• _Given problem_
Set down all of the data that follows word for word, without the images.

• _Records supplied_
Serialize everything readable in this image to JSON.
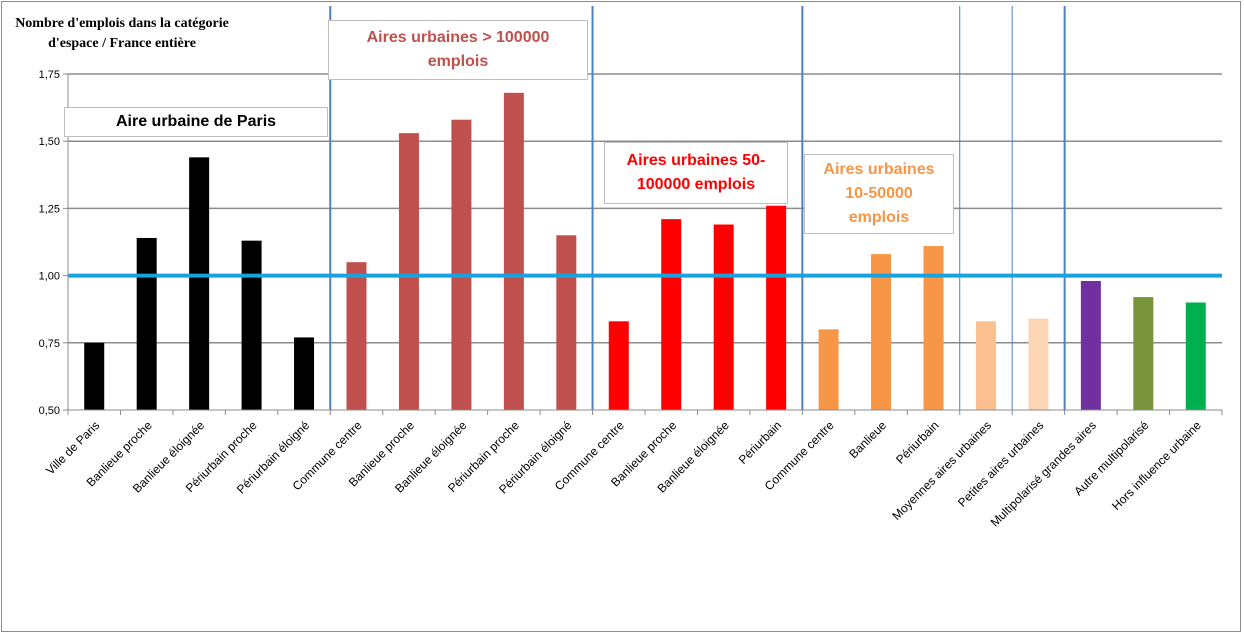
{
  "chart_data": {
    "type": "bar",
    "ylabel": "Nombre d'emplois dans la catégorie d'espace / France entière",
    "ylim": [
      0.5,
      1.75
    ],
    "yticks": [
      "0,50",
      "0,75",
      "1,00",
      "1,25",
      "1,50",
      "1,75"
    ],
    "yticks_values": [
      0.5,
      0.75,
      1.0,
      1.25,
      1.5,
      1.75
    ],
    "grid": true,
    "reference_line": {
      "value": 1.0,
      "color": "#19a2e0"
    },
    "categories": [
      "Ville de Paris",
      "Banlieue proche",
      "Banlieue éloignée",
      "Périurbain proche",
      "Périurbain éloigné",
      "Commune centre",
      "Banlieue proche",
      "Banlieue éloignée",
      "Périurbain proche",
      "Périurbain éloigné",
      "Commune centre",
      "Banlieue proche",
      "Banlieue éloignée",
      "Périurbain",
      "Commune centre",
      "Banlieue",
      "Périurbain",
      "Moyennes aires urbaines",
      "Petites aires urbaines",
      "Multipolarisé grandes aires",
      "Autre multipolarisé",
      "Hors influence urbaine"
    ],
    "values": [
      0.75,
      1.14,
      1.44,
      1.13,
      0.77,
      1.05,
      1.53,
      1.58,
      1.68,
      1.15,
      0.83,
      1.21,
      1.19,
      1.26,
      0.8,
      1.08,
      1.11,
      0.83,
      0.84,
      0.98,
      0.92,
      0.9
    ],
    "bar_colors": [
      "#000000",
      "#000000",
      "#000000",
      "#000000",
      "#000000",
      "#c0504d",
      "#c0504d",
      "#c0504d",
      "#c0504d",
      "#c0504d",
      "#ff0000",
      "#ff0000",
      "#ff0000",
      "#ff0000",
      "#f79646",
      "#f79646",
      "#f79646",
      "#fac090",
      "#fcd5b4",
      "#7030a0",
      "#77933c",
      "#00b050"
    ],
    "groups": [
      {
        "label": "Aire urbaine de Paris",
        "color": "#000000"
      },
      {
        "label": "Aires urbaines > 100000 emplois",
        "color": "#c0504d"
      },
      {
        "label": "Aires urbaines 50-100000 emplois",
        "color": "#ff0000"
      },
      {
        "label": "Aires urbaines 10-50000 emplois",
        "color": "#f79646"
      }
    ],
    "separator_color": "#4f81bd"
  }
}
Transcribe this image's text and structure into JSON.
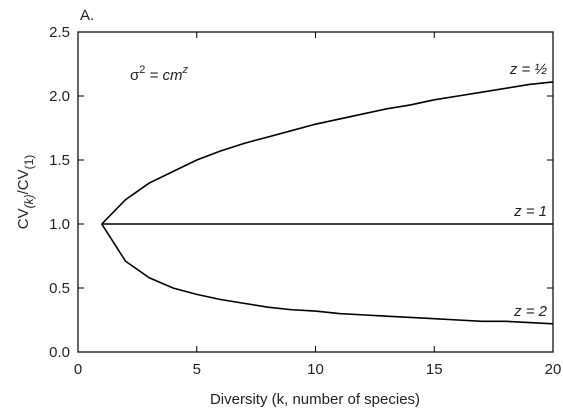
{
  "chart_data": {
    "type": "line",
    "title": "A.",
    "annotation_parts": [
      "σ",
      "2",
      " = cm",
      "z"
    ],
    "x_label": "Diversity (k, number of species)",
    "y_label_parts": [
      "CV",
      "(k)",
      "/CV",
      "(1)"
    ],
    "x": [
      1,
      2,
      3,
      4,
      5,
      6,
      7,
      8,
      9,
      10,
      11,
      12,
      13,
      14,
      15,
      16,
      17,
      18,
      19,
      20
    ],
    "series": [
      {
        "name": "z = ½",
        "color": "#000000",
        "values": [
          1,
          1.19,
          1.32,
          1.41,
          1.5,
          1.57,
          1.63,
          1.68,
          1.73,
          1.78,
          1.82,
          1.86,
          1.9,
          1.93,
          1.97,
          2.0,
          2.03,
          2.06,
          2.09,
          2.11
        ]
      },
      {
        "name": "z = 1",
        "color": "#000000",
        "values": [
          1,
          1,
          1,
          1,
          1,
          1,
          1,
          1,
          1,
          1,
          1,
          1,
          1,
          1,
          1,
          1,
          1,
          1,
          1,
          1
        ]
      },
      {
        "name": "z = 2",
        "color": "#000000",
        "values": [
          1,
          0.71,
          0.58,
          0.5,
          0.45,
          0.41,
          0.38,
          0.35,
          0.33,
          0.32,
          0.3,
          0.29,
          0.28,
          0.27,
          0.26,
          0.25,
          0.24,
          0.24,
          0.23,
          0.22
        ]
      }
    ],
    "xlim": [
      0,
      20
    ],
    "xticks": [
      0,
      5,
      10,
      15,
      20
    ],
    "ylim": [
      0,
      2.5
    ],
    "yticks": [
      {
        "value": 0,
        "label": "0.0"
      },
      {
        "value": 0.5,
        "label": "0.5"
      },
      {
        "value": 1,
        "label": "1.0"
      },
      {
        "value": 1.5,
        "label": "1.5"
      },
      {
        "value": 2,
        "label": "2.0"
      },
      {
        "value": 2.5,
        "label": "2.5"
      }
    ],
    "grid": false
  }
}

• _Correct response_
Serialize everything readable in this image to JSON.
{
  "chart_data": {
    "type": "bar",
    "ylabel": "Nombre d'emplois dans la catégorie d'espace / France entière",
    "ylim": [
      0.5,
      1.75
    ],
    "yticks": [
      "0,50",
      "0,75",
      "1,00",
      "1,25",
      "1,50",
      "1,75"
    ],
    "yticks_values": [
      0.5,
      0.75,
      1.0,
      1.25,
      1.5,
      1.75
    ],
    "grid": true,
    "reference_line": {
      "value": 1.0,
      "color": "#19a2e0"
    },
    "categories": [
      "Ville de Paris",
      "Banlieue proche",
      "Banlieue éloignée",
      "Périurbain proche",
      "Périurbain éloigné",
      "Commune centre",
      "Banlieue proche",
      "Banlieue éloignée",
      "Périurbain proche",
      "Périurbain éloigné",
      "Commune centre",
      "Banlieue proche",
      "Banlieue éloignée",
      "Périurbain",
      "Commune centre",
      "Banlieue",
      "Périurbain",
      "Moyennes aires urbaines",
      "Petites aires urbaines",
      "Multipolarisé grandes aires",
      "Autre multipolarisé",
      "Hors influence urbaine"
    ],
    "values": [
      0.75,
      1.14,
      1.44,
      1.13,
      0.77,
      1.05,
      1.53,
      1.58,
      1.68,
      1.15,
      0.83,
      1.21,
      1.19,
      1.26,
      0.8,
      1.08,
      1.11,
      0.83,
      0.84,
      0.98,
      0.92,
      0.9
    ],
    "bar_colors": [
      "#000000",
      "#000000",
      "#000000",
      "#000000",
      "#000000",
      "#c0504d",
      "#c0504d",
      "#c0504d",
      "#c0504d",
      "#c0504d",
      "#ff0000",
      "#ff0000",
      "#ff0000",
      "#ff0000",
      "#f79646",
      "#f79646",
      "#f79646",
      "#fac090",
      "#fcd5b4",
      "#7030a0",
      "#77933c",
      "#00b050"
    ],
    "groups": [
      {
        "label": "Aire urbaine de Paris",
        "color": "#000000"
      },
      {
        "label": "Aires urbaines > 100000 emplois",
        "color": "#c0504d"
      },
      {
        "label": "Aires urbaines 50-100000 emplois",
        "color": "#ff0000"
      },
      {
        "label": "Aires urbaines 10-50000 emplois",
        "color": "#f79646"
      }
    ],
    "separator_color": "#4f81bd"
  }
}
Transcribe this image's text and structure into JSON.
{
  "chart_data": {
    "type": "line",
    "title": "A.",
    "annotation_parts": [
      "σ",
      "2",
      " = cm",
      "z"
    ],
    "x_label": "Diversity (k, number of species)",
    "y_label_parts": [
      "CV",
      "(k)",
      "/CV",
      "(1)"
    ],
    "x": [
      1,
      2,
      3,
      4,
      5,
      6,
      7,
      8,
      9,
      10,
      11,
      12,
      13,
      14,
      15,
      16,
      17,
      18,
      19,
      20
    ],
    "series": [
      {
        "name": "z = ½",
        "color": "#000000",
        "values": [
          1,
          1.19,
          1.32,
          1.41,
          1.5,
          1.57,
          1.63,
          1.68,
          1.73,
          1.78,
          1.82,
          1.86,
          1.9,
          1.93,
          1.97,
          2.0,
          2.03,
          2.06,
          2.09,
          2.11
        ]
      },
      {
        "name": "z = 1",
        "color": "#000000",
        "values": [
          1,
          1,
          1,
          1,
          1,
          1,
          1,
          1,
          1,
          1,
          1,
          1,
          1,
          1,
          1,
          1,
          1,
          1,
          1,
          1
        ]
      },
      {
        "name": "z = 2",
        "color": "#000000",
        "values": [
          1,
          0.71,
          0.58,
          0.5,
          0.45,
          0.41,
          0.38,
          0.35,
          0.33,
          0.32,
          0.3,
          0.29,
          0.28,
          0.27,
          0.26,
          0.25,
          0.24,
          0.24,
          0.23,
          0.22
        ]
      }
    ],
    "xlim": [
      0,
      20
    ],
    "xticks": [
      0,
      5,
      10,
      15,
      20
    ],
    "ylim": [
      0,
      2.5
    ],
    "yticks": [
      {
        "value": 0,
        "label": "0.0"
      },
      {
        "value": 0.5,
        "label": "0.5"
      },
      {
        "value": 1,
        "label": "1.0"
      },
      {
        "value": 1.5,
        "label": "1.5"
      },
      {
        "value": 2,
        "label": "2.0"
      },
      {
        "value": 2.5,
        "label": "2.5"
      }
    ],
    "grid": false
  }
}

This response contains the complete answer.